## Task
The entries below are to be repeated exactly as they stand.

Stored entries:
——————
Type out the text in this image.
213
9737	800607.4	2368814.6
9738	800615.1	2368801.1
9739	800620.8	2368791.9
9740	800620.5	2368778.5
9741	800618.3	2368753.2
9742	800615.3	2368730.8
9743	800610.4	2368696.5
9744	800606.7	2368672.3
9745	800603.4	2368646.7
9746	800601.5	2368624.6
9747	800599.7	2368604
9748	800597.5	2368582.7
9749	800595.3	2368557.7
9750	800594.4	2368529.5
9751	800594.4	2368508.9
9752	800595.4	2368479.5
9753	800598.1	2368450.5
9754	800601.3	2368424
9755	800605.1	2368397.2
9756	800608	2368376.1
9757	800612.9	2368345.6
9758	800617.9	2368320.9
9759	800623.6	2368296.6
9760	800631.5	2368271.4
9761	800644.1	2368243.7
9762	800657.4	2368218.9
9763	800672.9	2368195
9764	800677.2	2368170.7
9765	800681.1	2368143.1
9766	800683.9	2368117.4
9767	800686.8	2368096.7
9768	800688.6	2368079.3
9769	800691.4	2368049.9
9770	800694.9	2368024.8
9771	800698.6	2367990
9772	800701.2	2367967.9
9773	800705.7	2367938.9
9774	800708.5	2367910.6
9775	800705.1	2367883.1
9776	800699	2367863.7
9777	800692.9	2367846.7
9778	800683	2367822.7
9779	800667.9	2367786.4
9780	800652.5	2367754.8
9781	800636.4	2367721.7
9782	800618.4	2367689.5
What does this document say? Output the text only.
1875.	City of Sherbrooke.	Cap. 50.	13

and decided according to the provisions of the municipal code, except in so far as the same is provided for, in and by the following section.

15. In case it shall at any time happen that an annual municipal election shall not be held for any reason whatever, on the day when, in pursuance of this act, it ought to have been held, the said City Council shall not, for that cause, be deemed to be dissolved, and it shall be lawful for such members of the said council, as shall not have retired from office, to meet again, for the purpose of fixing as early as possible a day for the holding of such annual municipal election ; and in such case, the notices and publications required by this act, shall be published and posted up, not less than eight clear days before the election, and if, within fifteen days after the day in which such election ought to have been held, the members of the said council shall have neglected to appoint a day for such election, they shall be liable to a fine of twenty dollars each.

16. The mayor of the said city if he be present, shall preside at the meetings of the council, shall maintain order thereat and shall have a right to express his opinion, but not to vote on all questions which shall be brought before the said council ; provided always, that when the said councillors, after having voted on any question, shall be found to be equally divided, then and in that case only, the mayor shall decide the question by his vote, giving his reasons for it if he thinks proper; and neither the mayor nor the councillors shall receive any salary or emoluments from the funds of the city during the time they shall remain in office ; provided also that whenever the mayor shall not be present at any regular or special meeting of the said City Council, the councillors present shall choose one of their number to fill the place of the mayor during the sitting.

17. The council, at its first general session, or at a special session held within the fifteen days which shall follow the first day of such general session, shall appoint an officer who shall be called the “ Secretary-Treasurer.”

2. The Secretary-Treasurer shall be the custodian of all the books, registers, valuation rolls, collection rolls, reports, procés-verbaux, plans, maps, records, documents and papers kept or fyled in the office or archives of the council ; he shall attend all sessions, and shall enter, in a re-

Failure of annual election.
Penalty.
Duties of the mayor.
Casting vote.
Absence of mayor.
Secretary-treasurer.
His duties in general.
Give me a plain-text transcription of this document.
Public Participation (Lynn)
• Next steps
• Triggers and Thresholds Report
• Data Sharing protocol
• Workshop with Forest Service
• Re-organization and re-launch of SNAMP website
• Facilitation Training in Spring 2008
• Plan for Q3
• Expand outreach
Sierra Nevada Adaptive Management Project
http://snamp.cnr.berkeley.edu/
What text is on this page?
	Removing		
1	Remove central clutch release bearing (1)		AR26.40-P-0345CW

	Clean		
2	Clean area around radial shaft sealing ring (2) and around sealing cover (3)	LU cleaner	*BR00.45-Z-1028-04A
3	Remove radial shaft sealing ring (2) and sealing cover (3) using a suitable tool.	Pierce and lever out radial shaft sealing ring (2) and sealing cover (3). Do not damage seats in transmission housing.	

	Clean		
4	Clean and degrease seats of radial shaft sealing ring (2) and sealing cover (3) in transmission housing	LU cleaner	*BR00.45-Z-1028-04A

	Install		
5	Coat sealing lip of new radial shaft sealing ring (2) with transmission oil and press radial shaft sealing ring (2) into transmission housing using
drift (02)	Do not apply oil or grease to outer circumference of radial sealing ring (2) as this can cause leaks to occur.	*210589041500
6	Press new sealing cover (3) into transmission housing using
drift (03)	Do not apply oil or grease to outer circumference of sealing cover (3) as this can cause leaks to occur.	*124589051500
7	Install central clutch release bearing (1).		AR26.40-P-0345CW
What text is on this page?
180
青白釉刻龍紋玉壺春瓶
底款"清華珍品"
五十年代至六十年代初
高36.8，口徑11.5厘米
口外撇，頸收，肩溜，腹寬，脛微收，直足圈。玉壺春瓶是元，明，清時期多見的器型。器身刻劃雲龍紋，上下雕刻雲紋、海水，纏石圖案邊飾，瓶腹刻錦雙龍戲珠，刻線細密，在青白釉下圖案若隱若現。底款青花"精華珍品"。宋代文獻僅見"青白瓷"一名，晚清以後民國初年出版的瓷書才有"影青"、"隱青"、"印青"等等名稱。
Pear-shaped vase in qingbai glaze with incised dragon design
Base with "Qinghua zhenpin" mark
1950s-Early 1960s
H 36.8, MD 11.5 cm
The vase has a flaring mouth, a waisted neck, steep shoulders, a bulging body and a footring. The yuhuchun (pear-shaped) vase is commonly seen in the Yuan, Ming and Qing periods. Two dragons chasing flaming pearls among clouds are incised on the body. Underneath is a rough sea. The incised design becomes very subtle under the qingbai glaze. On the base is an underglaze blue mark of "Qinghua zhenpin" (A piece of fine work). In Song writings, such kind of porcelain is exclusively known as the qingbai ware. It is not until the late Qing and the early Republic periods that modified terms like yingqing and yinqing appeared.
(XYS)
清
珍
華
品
——————
## Task result
Type out the text in this image.
213
9737	800607.4	2368814.6
9738	800615.1	2368801.1
9739	800620.8	2368791.9
9740	800620.5	2368778.5
9741	800618.3	2368753.2
9742	800615.3	2368730.8
9743	800610.4	2368696.5
9744	800606.7	2368672.3
9745	800603.4	2368646.7
9746	800601.5	2368624.6
9747	800599.7	2368604
9748	800597.5	2368582.7
9749	800595.3	2368557.7
9750	800594.4	2368529.5
9751	800594.4	2368508.9
9752	800595.4	2368479.5
9753	800598.1	2368450.5
9754	800601.3	2368424
9755	800605.1	2368397.2
9756	800608	2368376.1
9757	800612.9	2368345.6
9758	800617.9	2368320.9
9759	800623.6	2368296.6
9760	800631.5	2368271.4
9761	800644.1	2368243.7
9762	800657.4	2368218.9
9763	800672.9	2368195
9764	800677.2	2368170.7
9765	800681.1	2368143.1
9766	800683.9	2368117.4
9767	800686.8	2368096.7
9768	800688.6	2368079.3
9769	800691.4	2368049.9
9770	800694.9	2368024.8
9771	800698.6	2367990
9772	800701.2	2367967.9
9773	800705.7	2367938.9
9774	800708.5	2367910.6
9775	800705.1	2367883.1
9776	800699	2367863.7
9777	800692.9	2367846.7
9778	800683	2367822.7
9779	800667.9	2367786.4
9780	800652.5	2367754.8
9781	800636.4	2367721.7
9782	800618.4	2367689.5
What does this document say? Output the text only.
1875.	City of Sherbrooke.	Cap. 50.	13

and decided according to the provisions of the municipal code, except in so far as the same is provided for, in and by the following section.

15. In case it shall at any time happen that an annual municipal election shall not be held for any reason whatever, on the day when, in pursuance of this act, it ought to have been held, the said City Council shall not, for that cause, be deemed to be dissolved, and it shall be lawful for such members of the said council, as shall not have retired from office, to meet again, for the purpose of fixing as early as possible a day for the holding of such annual municipal election ; and in such case, the notices and publications required by this act, shall be published and posted up, not less than eight clear days before the election, and if, within fifteen days after the day in which such election ought to have been held, the members of the said council shall have neglected to appoint a day for such election, they shall be liable to a fine of twenty dollars each.

16. The mayor of the said city if he be present, shall preside at the meetings of the council, shall maintain order thereat and shall have a right to express his opinion, but not to vote on all questions which shall be brought before the said council ; provided always, that when the said councillors, after having voted on any question, shall be found to be equally divided, then and in that case only, the mayor shall decide the question by his vote, giving his reasons for it if he thinks proper; and neither the mayor nor the councillors shall receive any salary or emoluments from the funds of the city during the time they shall remain in office ; provided also that whenever the mayor shall not be present at any regular or special meeting of the said City Council, the councillors present shall choose one of their number to fill the place of the mayor during the sitting.

17. The council, at its first general session, or at a special session held within the fifteen days which shall follow the first day of such general session, shall appoint an officer who shall be called the “ Secretary-Treasurer.”

2. The Secretary-Treasurer shall be the custodian of all the books, registers, valuation rolls, collection rolls, reports, procés-verbaux, plans, maps, records, documents and papers kept or fyled in the office or archives of the council ; he shall attend all sessions, and shall enter, in a re-

Failure of annual election.
Penalty.
Duties of the mayor.
Casting vote.
Absence of mayor.
Secretary-treasurer.
His duties in general.
Give me a plain-text transcription of this document.
Public Participation (Lynn)
• Next steps
• Triggers and Thresholds Report
• Data Sharing protocol
• Workshop with Forest Service
• Re-organization and re-launch of SNAMP website
• Facilitation Training in Spring 2008
• Plan for Q3
• Expand outreach
Sierra Nevada Adaptive Management Project
http://snamp.cnr.berkeley.edu/
What text is on this page?
	Removing		
1	Remove central clutch release bearing (1)		AR26.40-P-0345CW

	Clean		
2	Clean area around radial shaft sealing ring (2) and around sealing cover (3)	LU cleaner	*BR00.45-Z-1028-04A
3	Remove radial shaft sealing ring (2) and sealing cover (3) using a suitable tool.	Pierce and lever out radial shaft sealing ring (2) and sealing cover (3). Do not damage seats in transmission housing.	

	Clean		
4	Clean and degrease seats of radial shaft sealing ring (2) and sealing cover (3) in transmission housing	LU cleaner	*BR00.45-Z-1028-04A

	Install		
5	Coat sealing lip of new radial shaft sealing ring (2) with transmission oil and press radial shaft sealing ring (2) into transmission housing using
drift (02)	Do not apply oil or grease to outer circumference of radial sealing ring (2) as this can cause leaks to occur.	*210589041500
6	Press new sealing cover (3) into transmission housing using
drift (03)	Do not apply oil or grease to outer circumference of sealing cover (3) as this can cause leaks to occur.	*124589051500
7	Install central clutch release bearing (1).		AR26.40-P-0345CW
What text is on this page?
180
青白釉刻龍紋玉壺春瓶
底款"清華珍品"
五十年代至六十年代初
高36.8，口徑11.5厘米
口外撇，頸收，肩溜，腹寬，脛微收，直足圈。玉壺春瓶是元，明，清時期多見的器型。器身刻劃雲龍紋，上下雕刻雲紋、海水，纏石圖案邊飾，瓶腹刻錦雙龍戲珠，刻線細密，在青白釉下圖案若隱若現。底款青花"精華珍品"。宋代文獻僅見"青白瓷"一名，晚清以後民國初年出版的瓷書才有"影青"、"隱青"、"印青"等等名稱。
Pear-shaped vase in qingbai glaze with incised dragon design
Base with "Qinghua zhenpin" mark
1950s-Early 1960s
H 36.8, MD 11.5 cm
The vase has a flaring mouth, a waisted neck, steep shoulders, a bulging body and a footring. The yuhuchun (pear-shaped) vase is commonly seen in the Yuan, Ming and Qing periods. Two dragons chasing flaming pearls among clouds are incised on the body. Underneath is a rough sea. The incised design becomes very subtle under the qingbai glaze. On the base is an underglaze blue mark of "Qinghua zhenpin" (A piece of fine work). In Song writings, such kind of porcelain is exclusively known as the qingbai ware. It is not until the late Qing and the early Republic periods that modified terms like yingqing and yinqing appeared.
(XYS)
清
珍
華
品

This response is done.